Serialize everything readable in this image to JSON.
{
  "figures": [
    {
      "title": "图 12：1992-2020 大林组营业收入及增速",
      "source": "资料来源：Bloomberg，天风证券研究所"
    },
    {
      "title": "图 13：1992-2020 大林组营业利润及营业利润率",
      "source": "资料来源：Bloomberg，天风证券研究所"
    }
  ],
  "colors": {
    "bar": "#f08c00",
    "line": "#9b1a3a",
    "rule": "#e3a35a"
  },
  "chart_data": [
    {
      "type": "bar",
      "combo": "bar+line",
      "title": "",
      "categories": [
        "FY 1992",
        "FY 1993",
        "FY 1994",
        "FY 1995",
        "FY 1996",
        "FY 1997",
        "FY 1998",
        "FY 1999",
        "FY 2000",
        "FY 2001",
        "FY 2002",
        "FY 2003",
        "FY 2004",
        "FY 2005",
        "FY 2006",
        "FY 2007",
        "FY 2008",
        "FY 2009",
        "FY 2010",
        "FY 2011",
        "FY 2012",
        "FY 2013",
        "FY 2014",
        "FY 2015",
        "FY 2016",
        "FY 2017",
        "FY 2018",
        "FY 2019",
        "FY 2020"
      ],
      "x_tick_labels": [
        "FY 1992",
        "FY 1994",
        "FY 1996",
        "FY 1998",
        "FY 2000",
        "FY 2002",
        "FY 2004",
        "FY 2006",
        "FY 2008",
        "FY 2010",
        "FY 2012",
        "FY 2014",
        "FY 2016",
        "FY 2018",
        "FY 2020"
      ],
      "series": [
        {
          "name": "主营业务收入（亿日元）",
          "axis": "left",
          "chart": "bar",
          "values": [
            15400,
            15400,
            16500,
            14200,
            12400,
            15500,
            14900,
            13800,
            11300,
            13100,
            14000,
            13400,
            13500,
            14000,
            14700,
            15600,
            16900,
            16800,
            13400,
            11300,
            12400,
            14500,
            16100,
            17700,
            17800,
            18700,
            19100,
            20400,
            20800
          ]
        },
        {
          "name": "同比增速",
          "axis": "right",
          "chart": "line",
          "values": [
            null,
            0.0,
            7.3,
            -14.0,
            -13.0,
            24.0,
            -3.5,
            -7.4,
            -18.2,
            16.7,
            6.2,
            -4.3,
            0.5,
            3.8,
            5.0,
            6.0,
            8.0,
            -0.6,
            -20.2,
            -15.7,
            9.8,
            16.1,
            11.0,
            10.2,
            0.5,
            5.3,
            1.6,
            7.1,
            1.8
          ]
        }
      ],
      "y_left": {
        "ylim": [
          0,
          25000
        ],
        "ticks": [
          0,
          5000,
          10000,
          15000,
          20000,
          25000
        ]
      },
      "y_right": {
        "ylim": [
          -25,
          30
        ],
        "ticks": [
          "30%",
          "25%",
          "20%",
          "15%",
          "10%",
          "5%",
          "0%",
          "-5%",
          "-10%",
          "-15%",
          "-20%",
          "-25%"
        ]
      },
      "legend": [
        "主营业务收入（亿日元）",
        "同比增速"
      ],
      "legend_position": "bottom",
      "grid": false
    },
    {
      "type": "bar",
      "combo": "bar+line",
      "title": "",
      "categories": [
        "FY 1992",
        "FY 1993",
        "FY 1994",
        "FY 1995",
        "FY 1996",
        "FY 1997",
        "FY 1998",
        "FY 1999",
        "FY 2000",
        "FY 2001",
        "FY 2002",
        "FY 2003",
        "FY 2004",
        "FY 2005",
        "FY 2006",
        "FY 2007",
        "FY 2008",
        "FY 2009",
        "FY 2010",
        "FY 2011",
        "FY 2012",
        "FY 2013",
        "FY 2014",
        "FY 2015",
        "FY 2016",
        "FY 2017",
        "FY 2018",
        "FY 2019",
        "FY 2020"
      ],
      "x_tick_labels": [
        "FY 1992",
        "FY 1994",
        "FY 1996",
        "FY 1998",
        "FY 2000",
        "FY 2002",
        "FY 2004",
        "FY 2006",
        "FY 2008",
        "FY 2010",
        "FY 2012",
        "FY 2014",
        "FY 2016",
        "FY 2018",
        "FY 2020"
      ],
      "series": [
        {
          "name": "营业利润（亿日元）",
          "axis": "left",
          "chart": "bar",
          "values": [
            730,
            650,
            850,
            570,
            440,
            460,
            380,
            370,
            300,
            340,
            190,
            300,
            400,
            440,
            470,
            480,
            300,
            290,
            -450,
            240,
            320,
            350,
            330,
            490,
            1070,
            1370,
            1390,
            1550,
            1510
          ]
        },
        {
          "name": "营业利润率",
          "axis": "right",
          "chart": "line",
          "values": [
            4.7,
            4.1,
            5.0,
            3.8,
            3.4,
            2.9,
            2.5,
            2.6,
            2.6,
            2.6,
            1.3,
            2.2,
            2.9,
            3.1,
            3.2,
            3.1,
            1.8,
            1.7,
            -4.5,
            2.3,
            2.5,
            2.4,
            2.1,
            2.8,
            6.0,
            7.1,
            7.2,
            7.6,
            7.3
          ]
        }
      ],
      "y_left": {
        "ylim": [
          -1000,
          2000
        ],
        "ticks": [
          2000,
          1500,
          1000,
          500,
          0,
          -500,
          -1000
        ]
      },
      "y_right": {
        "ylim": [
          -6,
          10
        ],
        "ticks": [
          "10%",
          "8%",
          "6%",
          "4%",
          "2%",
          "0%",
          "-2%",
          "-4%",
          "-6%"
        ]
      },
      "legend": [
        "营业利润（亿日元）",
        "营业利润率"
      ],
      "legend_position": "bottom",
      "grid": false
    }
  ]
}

--

**Exercise details**
Retype every entry word for word.

**Answer to this task**
Serialize everything readable in this image to JSON.
{
  "figures": [
    {
      "title": "图 12：1992-2020 大林组营业收入及增速",
      "source": "资料来源：Bloomberg，天风证券研究所"
    },
    {
      "title": "图 13：1992-2020 大林组营业利润及营业利润率",
      "source": "资料来源：Bloomberg，天风证券研究所"
    }
  ],
  "colors": {
    "bar": "#f08c00",
    "line": "#9b1a3a",
    "rule": "#e3a35a"
  },
  "chart_data": [
    {
      "type": "bar",
      "combo": "bar+line",
      "title": "",
      "categories": [
        "FY 1992",
        "FY 1993",
        "FY 1994",
        "FY 1995",
        "FY 1996",
        "FY 1997",
        "FY 1998",
        "FY 1999",
        "FY 2000",
        "FY 2001",
        "FY 2002",
        "FY 2003",
        "FY 2004",
        "FY 2005",
        "FY 2006",
        "FY 2007",
        "FY 2008",
        "FY 2009",
        "FY 2010",
        "FY 2011",
        "FY 2012",
        "FY 2013",
        "FY 2014",
        "FY 2015",
        "FY 2016",
        "FY 2017",
        "FY 2018",
        "FY 2019",
        "FY 2020"
      ],
      "x_tick_labels": [
        "FY 1992",
        "FY 1994",
        "FY 1996",
        "FY 1998",
        "FY 2000",
        "FY 2002",
        "FY 2004",
        "FY 2006",
        "FY 2008",
        "FY 2010",
        "FY 2012",
        "FY 2014",
        "FY 2016",
        "FY 2018",
        "FY 2020"
      ],
      "series": [
        {
          "name": "主营业务收入（亿日元）",
          "axis": "left",
          "chart": "bar",
          "values": [
            15400,
            15400,
            16500,
            14200,
            12400,
            15500,
            14900,
            13800,
            11300,
            13100,
            14000,
            13400,
            13500,
            14000,
            14700,
            15600,
            16900,
            16800,
            13400,
            11300,
            12400,
            14500,
            16100,
            17700,
            17800,
            18700,
            19100,
            20400,
            20800
          ]
        },
        {
          "name": "同比增速",
          "axis": "right",
          "chart": "line",
          "values": [
            null,
            0.0,
            7.3,
            -14.0,
            -13.0,
            24.0,
            -3.5,
            -7.4,
            -18.2,
            16.7,
            6.2,
            -4.3,
            0.5,
            3.8,
            5.0,
            6.0,
            8.0,
            -0.6,
            -20.2,
            -15.7,
            9.8,
            16.1,
            11.0,
            10.2,
            0.5,
            5.3,
            1.6,
            7.1,
            1.8
          ]
        }
      ],
      "y_left": {
        "ylim": [
          0,
          25000
        ],
        "ticks": [
          0,
          5000,
          10000,
          15000,
          20000,
          25000
        ]
      },
      "y_right": {
        "ylim": [
          -25,
          30
        ],
        "ticks": [
          "30%",
          "25%",
          "20%",
          "15%",
          "10%",
          "5%",
          "0%",
          "-5%",
          "-10%",
          "-15%",
          "-20%",
          "-25%"
        ]
      },
      "legend": [
        "主营业务收入（亿日元）",
        "同比增速"
      ],
      "legend_position": "bottom",
      "grid": false
    },
    {
      "type": "bar",
      "combo": "bar+line",
      "title": "",
      "categories": [
        "FY 1992",
        "FY 1993",
        "FY 1994",
        "FY 1995",
        "FY 1996",
        "FY 1997",
        "FY 1998",
        "FY 1999",
        "FY 2000",
        "FY 2001",
        "FY 2002",
        "FY 2003",
        "FY 2004",
        "FY 2005",
        "FY 2006",
        "FY 2007",
        "FY 2008",
        "FY 2009",
        "FY 2010",
        "FY 2011",
        "FY 2012",
        "FY 2013",
        "FY 2014",
        "FY 2015",
        "FY 2016",
        "FY 2017",
        "FY 2018",
        "FY 2019",
        "FY 2020"
      ],
      "x_tick_labels": [
        "FY 1992",
        "FY 1994",
        "FY 1996",
        "FY 1998",
        "FY 2000",
        "FY 2002",
        "FY 2004",
        "FY 2006",
        "FY 2008",
        "FY 2010",
        "FY 2012",
        "FY 2014",
        "FY 2016",
        "FY 2018",
        "FY 2020"
      ],
      "series": [
        {
          "name": "营业利润（亿日元）",
          "axis": "left",
          "chart": "bar",
          "values": [
            730,
            650,
            850,
            570,
            440,
            460,
            380,
            370,
            300,
            340,
            190,
            300,
            400,
            440,
            470,
            480,
            300,
            290,
            -450,
            240,
            320,
            350,
            330,
            490,
            1070,
            1370,
            1390,
            1550,
            1510
          ]
        },
        {
          "name": "营业利润率",
          "axis": "right",
          "chart": "line",
          "values": [
            4.7,
            4.1,
            5.0,
            3.8,
            3.4,
            2.9,
            2.5,
            2.6,
            2.6,
            2.6,
            1.3,
            2.2,
            2.9,
            3.1,
            3.2,
            3.1,
            1.8,
            1.7,
            -4.5,
            2.3,
            2.5,
            2.4,
            2.1,
            2.8,
            6.0,
            7.1,
            7.2,
            7.6,
            7.3
          ]
        }
      ],
      "y_left": {
        "ylim": [
          -1000,
          2000
        ],
        "ticks": [
          2000,
          1500,
          1000,
          500,
          0,
          -500,
          -1000
        ]
      },
      "y_right": {
        "ylim": [
          -6,
          10
        ],
        "ticks": [
          "10%",
          "8%",
          "6%",
          "4%",
          "2%",
          "0%",
          "-2%",
          "-4%",
          "-6%"
        ]
      },
      "legend": [
        "营业利润（亿日元）",
        "营业利润率"
      ],
      "legend_position": "bottom",
      "grid": false
    }
  ]
}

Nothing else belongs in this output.